Work to complete - Nothing but a number is needed here; count the lines of the listing that include "Mancini".

────────────────

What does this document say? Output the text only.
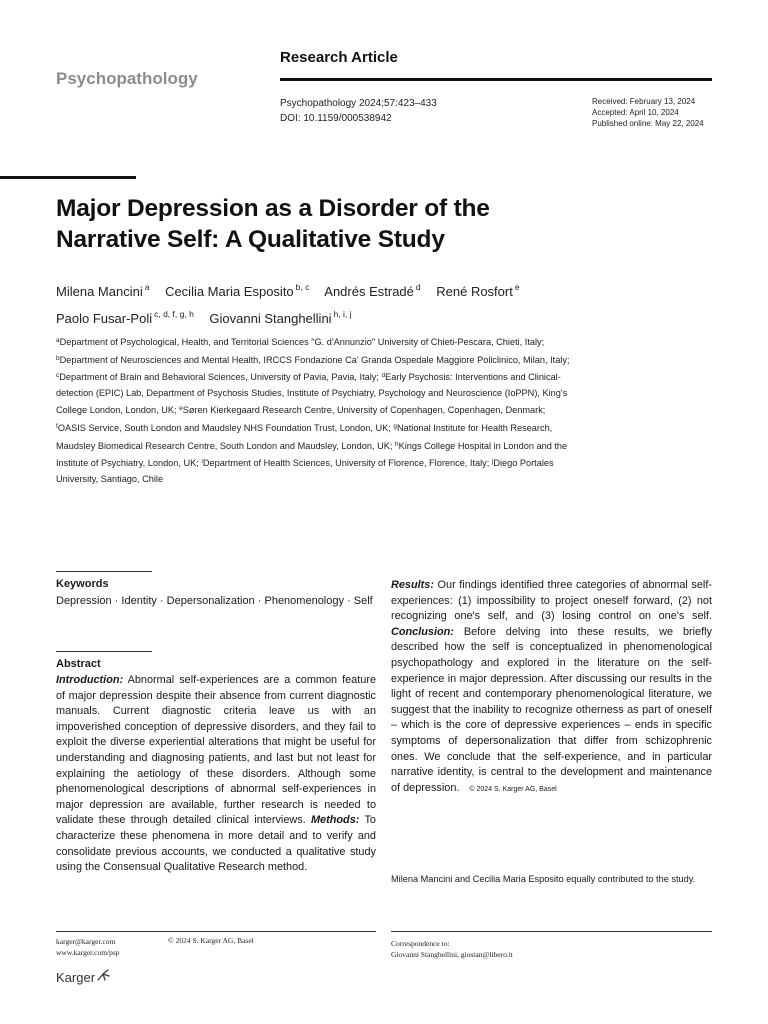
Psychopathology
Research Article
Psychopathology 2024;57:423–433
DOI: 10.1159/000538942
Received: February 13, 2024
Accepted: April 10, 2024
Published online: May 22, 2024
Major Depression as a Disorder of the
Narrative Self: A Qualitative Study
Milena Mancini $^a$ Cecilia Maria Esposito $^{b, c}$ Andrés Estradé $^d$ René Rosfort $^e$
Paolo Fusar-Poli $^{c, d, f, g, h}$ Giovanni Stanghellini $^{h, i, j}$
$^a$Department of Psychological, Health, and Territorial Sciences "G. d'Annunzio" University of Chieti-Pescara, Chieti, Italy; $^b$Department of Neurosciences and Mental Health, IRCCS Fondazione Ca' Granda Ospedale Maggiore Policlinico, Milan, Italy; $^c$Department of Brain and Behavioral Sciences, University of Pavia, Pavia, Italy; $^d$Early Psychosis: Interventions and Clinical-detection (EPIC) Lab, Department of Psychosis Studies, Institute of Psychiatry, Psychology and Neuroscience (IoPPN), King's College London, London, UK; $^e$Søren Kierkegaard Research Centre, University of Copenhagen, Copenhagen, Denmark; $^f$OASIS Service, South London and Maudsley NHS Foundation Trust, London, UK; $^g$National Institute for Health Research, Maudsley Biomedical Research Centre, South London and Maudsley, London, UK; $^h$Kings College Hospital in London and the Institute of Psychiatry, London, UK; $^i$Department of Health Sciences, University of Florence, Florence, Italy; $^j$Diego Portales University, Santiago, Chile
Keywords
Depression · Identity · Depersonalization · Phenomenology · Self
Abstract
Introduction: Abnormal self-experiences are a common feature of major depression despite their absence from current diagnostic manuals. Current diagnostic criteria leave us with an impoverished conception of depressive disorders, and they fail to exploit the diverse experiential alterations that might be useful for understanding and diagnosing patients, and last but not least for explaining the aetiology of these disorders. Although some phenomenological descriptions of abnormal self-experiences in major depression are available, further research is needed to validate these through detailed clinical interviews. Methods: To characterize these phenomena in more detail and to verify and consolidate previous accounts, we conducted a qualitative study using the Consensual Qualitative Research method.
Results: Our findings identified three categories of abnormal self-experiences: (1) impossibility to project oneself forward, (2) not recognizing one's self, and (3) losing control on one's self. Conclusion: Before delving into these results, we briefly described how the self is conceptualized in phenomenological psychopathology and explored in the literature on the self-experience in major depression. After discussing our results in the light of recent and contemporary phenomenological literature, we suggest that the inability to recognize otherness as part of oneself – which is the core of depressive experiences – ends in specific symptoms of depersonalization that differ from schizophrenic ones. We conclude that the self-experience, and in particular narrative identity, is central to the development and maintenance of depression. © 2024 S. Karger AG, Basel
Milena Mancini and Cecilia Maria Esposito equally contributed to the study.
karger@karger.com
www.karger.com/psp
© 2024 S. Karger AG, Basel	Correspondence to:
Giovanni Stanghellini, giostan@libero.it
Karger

────────────────

Finished task - 2